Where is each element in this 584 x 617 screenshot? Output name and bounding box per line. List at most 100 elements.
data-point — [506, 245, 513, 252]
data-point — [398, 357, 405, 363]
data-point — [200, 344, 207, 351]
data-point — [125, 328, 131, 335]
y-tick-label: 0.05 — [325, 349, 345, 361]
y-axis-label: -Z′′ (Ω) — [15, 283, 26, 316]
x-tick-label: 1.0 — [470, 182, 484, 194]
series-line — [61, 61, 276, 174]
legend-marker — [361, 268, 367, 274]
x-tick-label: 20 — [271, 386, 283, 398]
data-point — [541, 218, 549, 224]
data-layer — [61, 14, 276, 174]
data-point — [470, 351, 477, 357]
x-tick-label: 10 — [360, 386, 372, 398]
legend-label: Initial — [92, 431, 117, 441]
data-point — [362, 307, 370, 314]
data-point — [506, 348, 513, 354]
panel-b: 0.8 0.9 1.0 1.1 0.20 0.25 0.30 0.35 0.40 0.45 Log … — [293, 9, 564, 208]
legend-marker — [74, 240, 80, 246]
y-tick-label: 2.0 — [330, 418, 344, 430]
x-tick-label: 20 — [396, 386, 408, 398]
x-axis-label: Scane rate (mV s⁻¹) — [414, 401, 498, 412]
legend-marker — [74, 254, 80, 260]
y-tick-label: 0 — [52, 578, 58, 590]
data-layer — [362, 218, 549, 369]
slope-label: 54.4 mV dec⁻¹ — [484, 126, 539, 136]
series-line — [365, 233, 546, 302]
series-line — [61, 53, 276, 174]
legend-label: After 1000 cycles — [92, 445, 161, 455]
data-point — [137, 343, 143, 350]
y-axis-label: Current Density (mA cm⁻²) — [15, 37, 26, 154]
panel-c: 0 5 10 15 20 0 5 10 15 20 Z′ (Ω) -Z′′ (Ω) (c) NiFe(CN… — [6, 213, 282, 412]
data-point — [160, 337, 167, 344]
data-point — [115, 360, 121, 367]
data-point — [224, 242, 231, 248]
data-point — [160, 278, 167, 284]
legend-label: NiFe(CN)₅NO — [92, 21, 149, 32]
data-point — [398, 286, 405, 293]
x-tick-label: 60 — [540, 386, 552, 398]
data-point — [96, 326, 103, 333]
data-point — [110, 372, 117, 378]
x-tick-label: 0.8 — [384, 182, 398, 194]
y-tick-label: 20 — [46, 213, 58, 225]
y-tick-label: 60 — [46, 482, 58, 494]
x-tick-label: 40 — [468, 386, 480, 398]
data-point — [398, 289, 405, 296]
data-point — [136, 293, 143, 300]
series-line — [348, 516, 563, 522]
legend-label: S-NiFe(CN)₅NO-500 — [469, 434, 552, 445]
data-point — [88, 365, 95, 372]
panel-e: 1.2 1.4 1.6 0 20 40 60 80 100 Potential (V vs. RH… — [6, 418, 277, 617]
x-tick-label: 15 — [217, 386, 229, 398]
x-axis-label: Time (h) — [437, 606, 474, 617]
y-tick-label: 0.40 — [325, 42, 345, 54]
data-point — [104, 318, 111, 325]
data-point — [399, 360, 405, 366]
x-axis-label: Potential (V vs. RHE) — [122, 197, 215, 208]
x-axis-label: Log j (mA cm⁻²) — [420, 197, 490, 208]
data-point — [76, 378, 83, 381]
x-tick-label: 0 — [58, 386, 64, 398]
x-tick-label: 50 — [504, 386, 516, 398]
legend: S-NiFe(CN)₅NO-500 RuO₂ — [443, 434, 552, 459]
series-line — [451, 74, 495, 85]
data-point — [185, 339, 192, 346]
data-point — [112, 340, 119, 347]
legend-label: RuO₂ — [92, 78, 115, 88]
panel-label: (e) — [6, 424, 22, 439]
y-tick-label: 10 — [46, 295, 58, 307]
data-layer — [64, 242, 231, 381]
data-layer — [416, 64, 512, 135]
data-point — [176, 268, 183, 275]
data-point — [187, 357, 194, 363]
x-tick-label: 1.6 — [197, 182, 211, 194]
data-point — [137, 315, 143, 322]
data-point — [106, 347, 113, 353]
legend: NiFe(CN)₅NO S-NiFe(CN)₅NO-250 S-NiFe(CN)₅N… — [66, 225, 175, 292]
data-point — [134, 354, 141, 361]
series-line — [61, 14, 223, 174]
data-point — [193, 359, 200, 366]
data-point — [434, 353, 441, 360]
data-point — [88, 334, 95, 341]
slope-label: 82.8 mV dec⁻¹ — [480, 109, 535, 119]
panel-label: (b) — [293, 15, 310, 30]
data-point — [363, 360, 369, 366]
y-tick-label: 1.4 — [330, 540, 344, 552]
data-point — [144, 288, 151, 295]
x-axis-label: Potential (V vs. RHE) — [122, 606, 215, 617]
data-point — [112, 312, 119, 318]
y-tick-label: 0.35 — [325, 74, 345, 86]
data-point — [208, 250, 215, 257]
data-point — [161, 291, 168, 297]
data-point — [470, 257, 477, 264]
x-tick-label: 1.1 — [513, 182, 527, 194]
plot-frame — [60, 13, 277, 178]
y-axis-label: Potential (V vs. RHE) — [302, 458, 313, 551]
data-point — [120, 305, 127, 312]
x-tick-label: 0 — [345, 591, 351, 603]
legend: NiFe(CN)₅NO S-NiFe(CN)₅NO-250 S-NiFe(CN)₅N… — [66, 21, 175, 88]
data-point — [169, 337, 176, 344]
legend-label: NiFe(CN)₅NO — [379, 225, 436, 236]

··········

### Challenge
Lay out every line of the listing above as a numbered list, leaving out any blank lines.

### Output for this exercise
1. Where is each element in this 584 x 617 screenshot? Output name and bounding box per line. List at most 100 elements.
2. data-point — [506, 245, 513, 252]
3. data-point — [398, 357, 405, 363]
4. data-point — [200, 344, 207, 351]
5. data-point — [125, 328, 131, 335]
6. y-tick-label: 0.05 — [325, 349, 345, 361]
7. y-axis-label: -Z′′ (Ω) — [15, 283, 26, 316]
8. x-tick-label: 1.0 — [470, 182, 484, 194]
9. series-line — [61, 61, 276, 174]
10. legend-marker — [361, 268, 367, 274]
11. x-tick-label: 20 — [271, 386, 283, 398]
12. data-point — [541, 218, 549, 224]
13. data-layer — [61, 14, 276, 174]
14. data-point — [470, 351, 477, 357]
15. x-tick-label: 10 — [360, 386, 372, 398]
16. legend-label: Initial — [92, 431, 117, 441]
17. data-point — [362, 307, 370, 314]
18. data-point — [506, 348, 513, 354]
19. panel-b: 0.8 0.9 1.0 1.1 0.20 0.25 0.30 0.35 0.40 0.45 Log … — [293, 9, 564, 208]
20. legend-marker — [74, 240, 80, 246]
21. y-tick-label: 2.0 — [330, 418, 344, 430]
22. x-tick-label: 20 — [396, 386, 408, 398]
23. x-axis-label: Scane rate (mV s⁻¹) — [414, 401, 498, 412]
24. legend-marker — [74, 254, 80, 260]
25. y-tick-label: 0 — [52, 578, 58, 590]
26. data-layer — [362, 218, 549, 369]
27. slope-label: 54.4 mV dec⁻¹ — [484, 126, 539, 136]
28. series-line — [365, 233, 546, 302]
29. series-line — [61, 53, 276, 174]
30. legend-label: After 1000 cycles — [92, 445, 161, 455]
31. data-point — [137, 343, 143, 350]
32. y-axis-label: Current Density (mA cm⁻²) — [15, 37, 26, 154]
33. panel-c: 0 5 10 15 20 0 5 10 15 20 Z′ (Ω) -Z′′ (Ω) (c) NiFe(CN… — [6, 213, 282, 412]
34. data-point — [160, 337, 167, 344]
35. data-point — [115, 360, 121, 367]
36. data-point — [224, 242, 231, 248]
37. data-point — [160, 278, 167, 284]
38. legend-label: NiFe(CN)₅NO — [92, 21, 149, 32]
39. data-point — [398, 286, 405, 293]
40. x-tick-label: 60 — [540, 386, 552, 398]
41. data-point — [96, 326, 103, 333]
42. data-point — [110, 372, 117, 378]
43. x-tick-label: 0.8 — [384, 182, 398, 194]
44. y-tick-label: 20 — [46, 213, 58, 225]
45. y-tick-label: 60 — [46, 482, 58, 494]
46. x-tick-label: 40 — [468, 386, 480, 398]
47. data-point — [398, 289, 405, 296]
48. data-point — [136, 293, 143, 300]
49. series-line — [348, 516, 563, 522]
50. legend-label: S-NiFe(CN)₅NO-500 — [469, 434, 552, 445]
51. data-point — [88, 365, 95, 372]
52. panel-e: 1.2 1.4 1.6 0 20 40 60 80 100 Potential (V vs. RH… — [6, 418, 277, 617]
53. x-tick-label: 15 — [217, 386, 229, 398]
54. x-axis-label: Time (h) — [437, 606, 474, 617]
55. y-tick-label: 0.40 — [325, 42, 345, 54]
56. data-point — [104, 318, 111, 325]
57. data-point — [399, 360, 405, 366]
58. x-axis-label: Potential (V vs. RHE) — [122, 197, 215, 208]
59. x-axis-label: Log j (mA cm⁻²) — [420, 197, 490, 208]
60. data-point — [76, 378, 83, 381]
61. x-tick-label: 0 — [58, 386, 64, 398]
62. x-tick-label: 50 — [504, 386, 516, 398]
63. legend: S-NiFe(CN)₅NO-500 RuO₂ — [443, 434, 552, 459]
64. series-line — [451, 74, 495, 85]
65. data-point — [185, 339, 192, 346]
66. data-point — [112, 340, 119, 347]
67. legend-label: RuO₂ — [92, 78, 115, 88]
68. panel-label: (e) — [6, 424, 22, 439]
69. y-tick-label: 10 — [46, 295, 58, 307]
70. data-layer — [64, 242, 231, 381]
71. data-layer — [416, 64, 512, 135]
72. data-point — [176, 268, 183, 275]
73. data-point — [187, 357, 194, 363]
74. x-tick-label: 1.6 — [197, 182, 211, 194]
75. data-point — [137, 315, 143, 322]
76. data-point — [106, 347, 113, 353]
77. legend: NiFe(CN)₅NO S-NiFe(CN)₅NO-250 S-NiFe(CN)₅N… — [66, 225, 175, 292]
78. data-point — [134, 354, 141, 361]
79. series-line — [61, 14, 223, 174]
80. data-point — [193, 359, 200, 366]
81. data-point — [434, 353, 441, 360]
82. data-point — [88, 334, 95, 341]
83. slope-label: 82.8 mV dec⁻¹ — [480, 109, 535, 119]
84. panel-label: (b) — [293, 15, 310, 30]
85. data-point — [363, 360, 369, 366]
86. y-tick-label: 1.4 — [330, 540, 344, 552]
87. data-point — [144, 288, 151, 295]
88. x-axis-label: Potential (V vs. RHE) — [122, 606, 215, 617]
89. data-point — [112, 312, 119, 318]
90. y-tick-label: 0.35 — [325, 74, 345, 86]
91. data-point — [208, 250, 215, 257]
92. data-point — [161, 291, 168, 297]
93. data-point — [470, 257, 477, 264]
94. x-tick-label: 1.1 — [513, 182, 527, 194]
95. plot-frame — [60, 13, 277, 178]
96. y-axis-label: Potential (V vs. RHE) — [302, 458, 313, 551]
97. data-point — [120, 305, 127, 312]
98. x-tick-label: 0 — [345, 591, 351, 603]
99. legend: NiFe(CN)₅NO S-NiFe(CN)₅NO-250 S-NiFe(CN)₅N… — [66, 21, 175, 88]
100. data-point — [169, 337, 176, 344]
101. legend-label: NiFe(CN)₅NO — [379, 225, 436, 236]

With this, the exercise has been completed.